| PROBLEM TO WORK ON |
Pull out every line in the data that has the string "JSON" in it.

↓↓↓

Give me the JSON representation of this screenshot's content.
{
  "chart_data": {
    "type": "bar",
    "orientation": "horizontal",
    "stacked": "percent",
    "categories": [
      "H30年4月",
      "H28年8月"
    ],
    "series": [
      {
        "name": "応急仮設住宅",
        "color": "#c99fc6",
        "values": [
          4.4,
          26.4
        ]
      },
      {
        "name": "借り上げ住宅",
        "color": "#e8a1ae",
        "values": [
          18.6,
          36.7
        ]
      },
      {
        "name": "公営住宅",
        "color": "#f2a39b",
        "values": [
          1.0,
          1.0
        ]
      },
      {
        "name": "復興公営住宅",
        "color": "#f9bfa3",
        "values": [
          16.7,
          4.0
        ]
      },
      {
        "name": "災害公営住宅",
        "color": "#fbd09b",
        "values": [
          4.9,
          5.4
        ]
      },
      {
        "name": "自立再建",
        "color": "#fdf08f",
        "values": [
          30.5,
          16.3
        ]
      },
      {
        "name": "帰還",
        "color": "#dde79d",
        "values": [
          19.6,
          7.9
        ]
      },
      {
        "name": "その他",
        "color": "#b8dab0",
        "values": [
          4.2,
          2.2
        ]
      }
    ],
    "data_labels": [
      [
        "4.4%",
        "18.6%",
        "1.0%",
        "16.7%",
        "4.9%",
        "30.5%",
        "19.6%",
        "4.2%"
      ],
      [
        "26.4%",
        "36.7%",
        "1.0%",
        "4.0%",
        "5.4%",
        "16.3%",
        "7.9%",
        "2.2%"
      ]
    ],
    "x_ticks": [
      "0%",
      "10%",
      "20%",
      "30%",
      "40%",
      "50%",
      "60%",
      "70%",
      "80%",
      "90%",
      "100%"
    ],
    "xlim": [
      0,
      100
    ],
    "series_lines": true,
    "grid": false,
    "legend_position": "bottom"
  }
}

↑↑↑
↓↓↓

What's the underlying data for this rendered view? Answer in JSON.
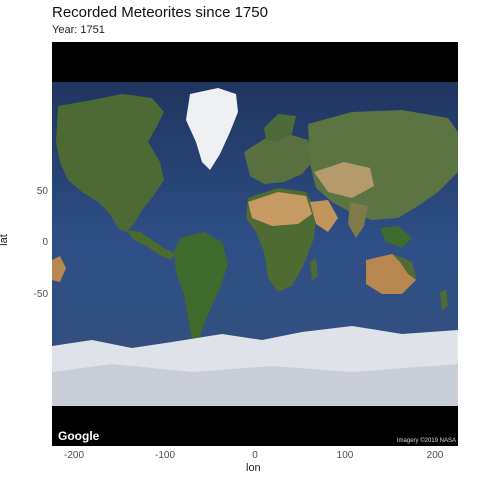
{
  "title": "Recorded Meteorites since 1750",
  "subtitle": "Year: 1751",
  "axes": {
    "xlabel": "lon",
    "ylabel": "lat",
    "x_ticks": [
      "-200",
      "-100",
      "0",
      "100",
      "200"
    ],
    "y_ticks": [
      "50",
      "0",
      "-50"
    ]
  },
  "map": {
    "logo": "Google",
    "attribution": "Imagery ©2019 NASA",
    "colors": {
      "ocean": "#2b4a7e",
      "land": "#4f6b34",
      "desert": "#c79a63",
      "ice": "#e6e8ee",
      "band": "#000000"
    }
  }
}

↑↑↑
↓↓↓

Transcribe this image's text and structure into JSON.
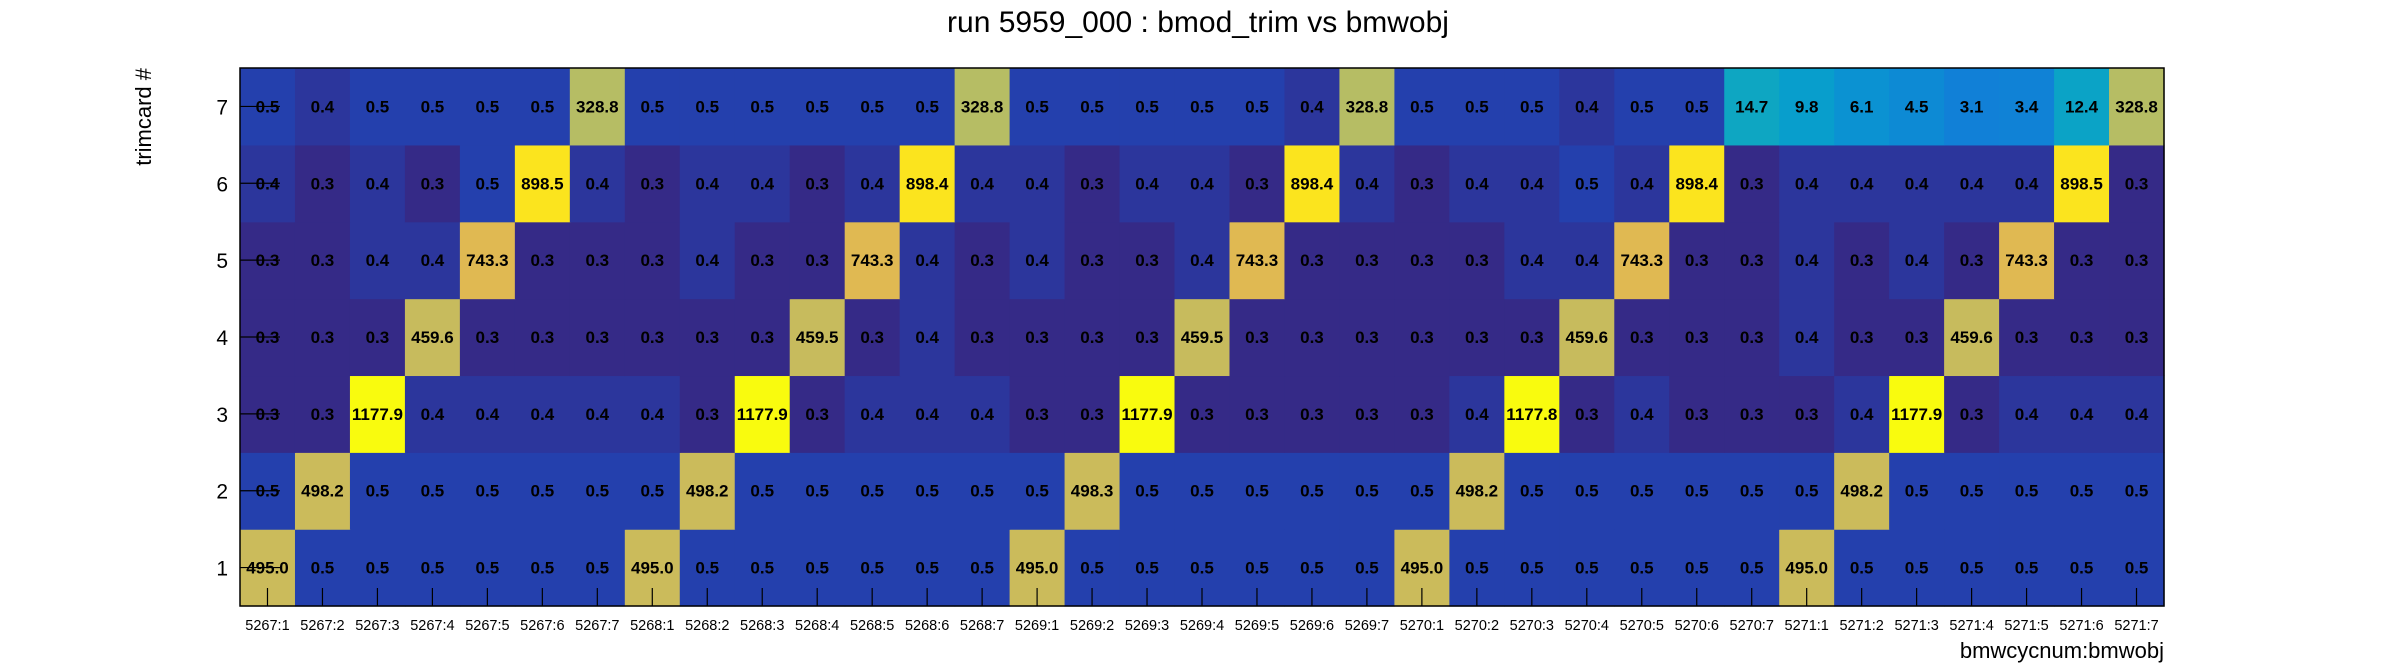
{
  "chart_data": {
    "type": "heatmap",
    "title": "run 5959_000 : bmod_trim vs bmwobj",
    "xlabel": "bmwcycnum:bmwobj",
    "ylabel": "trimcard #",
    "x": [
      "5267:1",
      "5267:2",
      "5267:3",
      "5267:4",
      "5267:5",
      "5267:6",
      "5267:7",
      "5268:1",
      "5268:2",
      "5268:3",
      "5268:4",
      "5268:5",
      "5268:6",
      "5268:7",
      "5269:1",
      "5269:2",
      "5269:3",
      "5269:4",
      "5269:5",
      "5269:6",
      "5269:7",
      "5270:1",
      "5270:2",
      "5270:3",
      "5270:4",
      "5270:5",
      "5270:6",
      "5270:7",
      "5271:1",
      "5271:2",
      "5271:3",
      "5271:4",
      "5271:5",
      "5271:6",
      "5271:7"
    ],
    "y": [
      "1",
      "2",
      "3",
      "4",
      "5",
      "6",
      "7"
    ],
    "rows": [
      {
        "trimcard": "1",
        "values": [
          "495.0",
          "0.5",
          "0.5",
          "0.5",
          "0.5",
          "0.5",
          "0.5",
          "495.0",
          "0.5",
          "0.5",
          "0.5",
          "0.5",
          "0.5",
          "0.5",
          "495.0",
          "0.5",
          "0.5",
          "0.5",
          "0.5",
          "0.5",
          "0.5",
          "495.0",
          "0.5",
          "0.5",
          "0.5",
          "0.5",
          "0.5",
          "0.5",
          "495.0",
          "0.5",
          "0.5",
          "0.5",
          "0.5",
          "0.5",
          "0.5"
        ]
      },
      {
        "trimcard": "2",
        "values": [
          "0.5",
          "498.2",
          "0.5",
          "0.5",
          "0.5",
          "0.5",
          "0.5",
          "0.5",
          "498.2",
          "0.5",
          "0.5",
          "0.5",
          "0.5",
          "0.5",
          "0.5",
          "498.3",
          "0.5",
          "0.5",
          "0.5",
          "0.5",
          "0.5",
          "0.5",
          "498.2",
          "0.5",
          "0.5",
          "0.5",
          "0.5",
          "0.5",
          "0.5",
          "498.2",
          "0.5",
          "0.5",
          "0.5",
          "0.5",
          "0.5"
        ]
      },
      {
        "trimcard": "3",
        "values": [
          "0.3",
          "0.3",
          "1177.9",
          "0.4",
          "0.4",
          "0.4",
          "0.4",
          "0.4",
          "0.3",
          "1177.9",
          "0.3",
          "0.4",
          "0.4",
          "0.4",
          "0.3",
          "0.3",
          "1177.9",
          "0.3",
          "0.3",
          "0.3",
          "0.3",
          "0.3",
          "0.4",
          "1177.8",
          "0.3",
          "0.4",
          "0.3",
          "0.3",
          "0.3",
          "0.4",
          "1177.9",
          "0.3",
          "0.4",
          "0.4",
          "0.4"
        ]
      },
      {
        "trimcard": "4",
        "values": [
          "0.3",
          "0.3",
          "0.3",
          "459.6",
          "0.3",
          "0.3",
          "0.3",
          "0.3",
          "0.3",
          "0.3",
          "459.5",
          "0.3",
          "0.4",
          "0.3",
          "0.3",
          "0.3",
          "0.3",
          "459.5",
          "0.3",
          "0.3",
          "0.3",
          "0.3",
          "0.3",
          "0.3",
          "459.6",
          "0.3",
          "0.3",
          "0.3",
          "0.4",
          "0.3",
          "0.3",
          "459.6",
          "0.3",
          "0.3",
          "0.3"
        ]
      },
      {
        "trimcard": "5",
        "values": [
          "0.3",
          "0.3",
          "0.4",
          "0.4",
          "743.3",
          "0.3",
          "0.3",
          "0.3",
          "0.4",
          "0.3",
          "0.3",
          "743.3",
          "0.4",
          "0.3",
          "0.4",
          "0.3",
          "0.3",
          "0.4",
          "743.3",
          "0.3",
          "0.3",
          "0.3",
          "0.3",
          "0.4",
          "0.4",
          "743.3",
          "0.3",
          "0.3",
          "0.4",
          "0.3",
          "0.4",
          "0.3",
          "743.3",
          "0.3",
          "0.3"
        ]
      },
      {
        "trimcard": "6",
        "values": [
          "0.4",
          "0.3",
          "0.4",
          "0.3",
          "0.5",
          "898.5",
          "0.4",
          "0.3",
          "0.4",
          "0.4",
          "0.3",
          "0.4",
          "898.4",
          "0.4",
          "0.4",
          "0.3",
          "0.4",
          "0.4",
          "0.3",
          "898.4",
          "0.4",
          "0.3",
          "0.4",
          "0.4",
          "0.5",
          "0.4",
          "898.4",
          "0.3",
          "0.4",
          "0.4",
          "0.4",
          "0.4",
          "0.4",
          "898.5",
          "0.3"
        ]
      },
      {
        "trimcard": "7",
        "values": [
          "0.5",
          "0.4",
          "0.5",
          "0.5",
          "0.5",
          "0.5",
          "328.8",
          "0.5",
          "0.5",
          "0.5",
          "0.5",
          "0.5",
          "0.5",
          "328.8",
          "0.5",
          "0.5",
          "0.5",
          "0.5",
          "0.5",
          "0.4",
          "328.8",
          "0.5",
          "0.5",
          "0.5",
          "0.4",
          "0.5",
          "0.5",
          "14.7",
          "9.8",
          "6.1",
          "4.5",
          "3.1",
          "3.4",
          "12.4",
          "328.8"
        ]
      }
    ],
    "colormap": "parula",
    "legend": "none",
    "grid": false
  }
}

↑↑↑

| EXERCISE ANSWER |
Give me the JSON representation of this screenshot's content.
What's the underlying data for this rendered view? Answer in JSON.
Transcribe this image's text and structure into JSON.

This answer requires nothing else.